» TAREFA PROPOSTA: Reproduza, sem nenhuma alteração, a parte do texto sobre Charlie Watts que começa nas palavras "Baterista dos Rolling" e termina em "não foi divulgada.".

» TRECHO FORNECIDO:
****************************************

Baterista dos Rolling Stones desde 1963, Charlie Watts morreu na manhã desta terça (24), aos 80 anos, em um hospital de Londres. "[Watts] era um marido, pai e avô muito querido, além de um dos maiores bateristas de sua geração", disse o comunicado do porta-voz do artista. "Pedimos gentilmente que a privacidade da família, dos integrantes da banda e dos amigos próximos seja respeitada neste momento difícil."
Watts morreu semanas após anunciar que não estaria presente na nova turnê dos Stones pelos EUA por ter acabado de passar por uma cirurgia de emergência. A causa da morte não foi divulgada.
Nada era menos rock'n'roll do que Charles Watts. A começar pelo figurino. O músico chamava pelo primeiro nome os dois alfaiates londrinos que davam vida aos ternos de caimento perfeito que usava. Era dentro de um desses trajes que ele comparecia a leilões, nos quais arrematava animais para a sua criação de cavalos de raça. Quando não estava comprando ternos, avaliando equinos ou tocando com a sua banda, ele ouvia preferencialmente o estilo de música que sempre amou: o jazz.

****************************************

» EXTRATO DE DADOS:
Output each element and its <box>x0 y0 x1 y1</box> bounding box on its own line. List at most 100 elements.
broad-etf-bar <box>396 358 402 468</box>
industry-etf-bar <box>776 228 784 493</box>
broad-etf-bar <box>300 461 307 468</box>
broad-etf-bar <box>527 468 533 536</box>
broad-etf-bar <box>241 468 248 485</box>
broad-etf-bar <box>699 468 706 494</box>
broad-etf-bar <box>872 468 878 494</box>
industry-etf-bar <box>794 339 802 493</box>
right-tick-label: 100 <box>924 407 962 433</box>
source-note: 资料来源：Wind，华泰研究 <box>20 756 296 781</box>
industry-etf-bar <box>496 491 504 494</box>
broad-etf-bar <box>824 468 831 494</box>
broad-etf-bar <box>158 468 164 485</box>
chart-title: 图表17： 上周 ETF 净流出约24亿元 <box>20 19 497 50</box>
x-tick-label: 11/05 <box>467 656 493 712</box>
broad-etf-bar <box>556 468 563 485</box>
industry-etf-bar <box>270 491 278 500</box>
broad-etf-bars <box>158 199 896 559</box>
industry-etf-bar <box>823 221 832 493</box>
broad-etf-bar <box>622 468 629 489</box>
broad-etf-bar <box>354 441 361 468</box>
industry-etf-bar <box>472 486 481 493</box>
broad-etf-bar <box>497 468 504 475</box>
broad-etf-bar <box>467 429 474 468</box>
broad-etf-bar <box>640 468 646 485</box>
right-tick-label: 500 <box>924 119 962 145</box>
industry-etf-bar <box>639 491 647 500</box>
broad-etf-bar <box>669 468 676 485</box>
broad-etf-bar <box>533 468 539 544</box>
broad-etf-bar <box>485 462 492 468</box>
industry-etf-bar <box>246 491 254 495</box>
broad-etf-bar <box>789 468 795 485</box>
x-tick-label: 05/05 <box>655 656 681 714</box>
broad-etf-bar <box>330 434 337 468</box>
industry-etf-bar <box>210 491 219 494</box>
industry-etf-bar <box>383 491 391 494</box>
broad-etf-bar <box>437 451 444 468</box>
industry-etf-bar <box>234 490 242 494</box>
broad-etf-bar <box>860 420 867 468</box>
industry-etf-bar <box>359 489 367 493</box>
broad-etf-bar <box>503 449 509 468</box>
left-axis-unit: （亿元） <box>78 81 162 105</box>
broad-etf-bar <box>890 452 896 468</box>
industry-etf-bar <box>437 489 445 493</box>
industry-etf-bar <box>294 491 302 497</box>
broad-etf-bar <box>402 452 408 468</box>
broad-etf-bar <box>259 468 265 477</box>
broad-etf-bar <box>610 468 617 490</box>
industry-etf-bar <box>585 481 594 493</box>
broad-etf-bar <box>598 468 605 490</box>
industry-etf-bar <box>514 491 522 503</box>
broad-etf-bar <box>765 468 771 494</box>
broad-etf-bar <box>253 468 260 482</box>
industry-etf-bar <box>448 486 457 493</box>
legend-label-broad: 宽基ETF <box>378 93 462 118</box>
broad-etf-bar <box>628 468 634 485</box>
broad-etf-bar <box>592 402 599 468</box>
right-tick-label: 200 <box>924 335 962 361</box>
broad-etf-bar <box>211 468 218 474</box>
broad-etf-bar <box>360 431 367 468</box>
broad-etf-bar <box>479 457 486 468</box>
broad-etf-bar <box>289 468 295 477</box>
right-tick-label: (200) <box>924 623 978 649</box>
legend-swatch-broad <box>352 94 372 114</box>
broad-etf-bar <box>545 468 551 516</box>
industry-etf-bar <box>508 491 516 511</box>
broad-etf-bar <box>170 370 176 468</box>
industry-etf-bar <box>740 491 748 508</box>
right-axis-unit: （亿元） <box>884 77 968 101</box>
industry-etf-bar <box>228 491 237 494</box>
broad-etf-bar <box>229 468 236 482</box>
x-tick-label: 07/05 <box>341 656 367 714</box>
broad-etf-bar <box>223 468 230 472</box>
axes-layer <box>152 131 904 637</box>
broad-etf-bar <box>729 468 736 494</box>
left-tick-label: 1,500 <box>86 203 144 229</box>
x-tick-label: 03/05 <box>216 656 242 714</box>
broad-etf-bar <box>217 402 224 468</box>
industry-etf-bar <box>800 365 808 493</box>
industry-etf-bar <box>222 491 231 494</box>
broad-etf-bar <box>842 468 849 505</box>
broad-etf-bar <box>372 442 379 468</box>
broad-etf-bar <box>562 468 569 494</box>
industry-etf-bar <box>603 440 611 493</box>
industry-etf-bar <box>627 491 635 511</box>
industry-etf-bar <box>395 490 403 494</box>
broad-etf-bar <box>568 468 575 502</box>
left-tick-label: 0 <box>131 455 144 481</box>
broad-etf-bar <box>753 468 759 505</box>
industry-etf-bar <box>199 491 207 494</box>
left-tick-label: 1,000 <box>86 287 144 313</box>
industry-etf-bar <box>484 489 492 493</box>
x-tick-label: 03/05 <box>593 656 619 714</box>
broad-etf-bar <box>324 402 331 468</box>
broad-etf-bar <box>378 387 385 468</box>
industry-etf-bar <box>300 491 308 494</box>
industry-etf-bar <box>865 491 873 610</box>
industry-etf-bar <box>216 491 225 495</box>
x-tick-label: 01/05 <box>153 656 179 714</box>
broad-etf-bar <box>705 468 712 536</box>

****************************************

» SOLUÇÃO DA TAREFA:
Baterista dos Rolling Stones desde 1963, Charlie Watts morreu na manhã desta terça (24), aos 80 anos, em um hospital de Londres. "[Watts] era um marido, pai e avô muito querido, além de um dos maiores bateristas de sua geração", disse o comunicado do porta-voz do artista. "Pedimos gentilmente que a privacidade da família, dos integrantes da banda e dos amigos próximos seja respeitada neste momento difícil."
Watts morreu semanas após anunciar que não estaria presente na nova turnê dos Stones pelos EUA por ter acabado de passar por uma cirurgia de emergência. A causa da morte não foi divulgada.